STORED ROWS
= = = = =

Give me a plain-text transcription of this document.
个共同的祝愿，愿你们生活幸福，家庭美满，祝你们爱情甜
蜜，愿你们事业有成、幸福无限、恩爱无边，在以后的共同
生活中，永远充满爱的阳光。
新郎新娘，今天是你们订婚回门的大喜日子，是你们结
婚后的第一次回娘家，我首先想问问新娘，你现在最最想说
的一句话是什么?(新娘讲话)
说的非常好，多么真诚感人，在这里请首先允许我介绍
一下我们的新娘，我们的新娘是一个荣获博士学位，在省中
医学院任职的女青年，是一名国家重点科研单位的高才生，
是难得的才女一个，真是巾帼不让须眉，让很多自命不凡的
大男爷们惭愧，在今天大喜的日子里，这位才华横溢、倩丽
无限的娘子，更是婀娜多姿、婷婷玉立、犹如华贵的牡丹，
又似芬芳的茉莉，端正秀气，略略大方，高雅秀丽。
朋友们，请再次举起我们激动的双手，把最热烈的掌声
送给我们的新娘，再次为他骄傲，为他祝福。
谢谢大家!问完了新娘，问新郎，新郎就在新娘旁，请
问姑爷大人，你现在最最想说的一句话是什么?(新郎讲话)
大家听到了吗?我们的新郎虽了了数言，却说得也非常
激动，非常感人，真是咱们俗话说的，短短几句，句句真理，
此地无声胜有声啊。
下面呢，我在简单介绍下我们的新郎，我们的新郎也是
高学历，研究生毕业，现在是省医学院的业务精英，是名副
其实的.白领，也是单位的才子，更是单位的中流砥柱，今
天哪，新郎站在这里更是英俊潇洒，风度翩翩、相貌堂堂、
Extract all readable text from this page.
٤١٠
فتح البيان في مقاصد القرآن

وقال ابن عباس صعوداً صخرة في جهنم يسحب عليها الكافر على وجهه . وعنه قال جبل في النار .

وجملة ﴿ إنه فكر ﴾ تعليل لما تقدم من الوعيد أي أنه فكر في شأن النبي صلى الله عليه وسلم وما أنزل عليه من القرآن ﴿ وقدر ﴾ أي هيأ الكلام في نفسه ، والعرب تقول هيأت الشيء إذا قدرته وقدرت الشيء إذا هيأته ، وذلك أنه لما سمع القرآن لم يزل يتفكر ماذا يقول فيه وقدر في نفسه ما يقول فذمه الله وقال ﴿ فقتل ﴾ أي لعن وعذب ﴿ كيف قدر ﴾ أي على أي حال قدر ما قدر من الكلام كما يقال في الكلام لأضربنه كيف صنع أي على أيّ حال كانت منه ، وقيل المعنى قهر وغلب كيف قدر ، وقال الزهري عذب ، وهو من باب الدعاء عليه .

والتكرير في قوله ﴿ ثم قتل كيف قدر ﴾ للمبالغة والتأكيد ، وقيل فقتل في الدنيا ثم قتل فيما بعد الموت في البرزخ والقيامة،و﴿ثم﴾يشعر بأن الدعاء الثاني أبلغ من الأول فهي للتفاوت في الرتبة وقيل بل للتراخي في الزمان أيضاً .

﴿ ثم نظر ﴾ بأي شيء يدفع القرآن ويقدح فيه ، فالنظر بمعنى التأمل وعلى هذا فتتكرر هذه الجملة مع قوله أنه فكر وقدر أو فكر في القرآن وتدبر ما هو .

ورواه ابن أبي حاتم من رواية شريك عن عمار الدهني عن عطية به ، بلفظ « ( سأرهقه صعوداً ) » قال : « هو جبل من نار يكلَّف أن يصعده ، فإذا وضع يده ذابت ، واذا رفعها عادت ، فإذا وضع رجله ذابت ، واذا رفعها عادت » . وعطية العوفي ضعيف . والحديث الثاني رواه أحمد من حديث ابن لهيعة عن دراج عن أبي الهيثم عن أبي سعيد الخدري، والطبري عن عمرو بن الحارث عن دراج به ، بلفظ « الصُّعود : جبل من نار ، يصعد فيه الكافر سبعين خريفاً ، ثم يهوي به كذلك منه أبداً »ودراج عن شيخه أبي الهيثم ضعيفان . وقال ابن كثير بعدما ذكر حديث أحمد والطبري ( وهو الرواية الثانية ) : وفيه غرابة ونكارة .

= = = = =

SHORT TASK
Find every line in the entries that includes the word "صعودا", then state how many there are and nothing else.

COMPLETED EXERCISE
2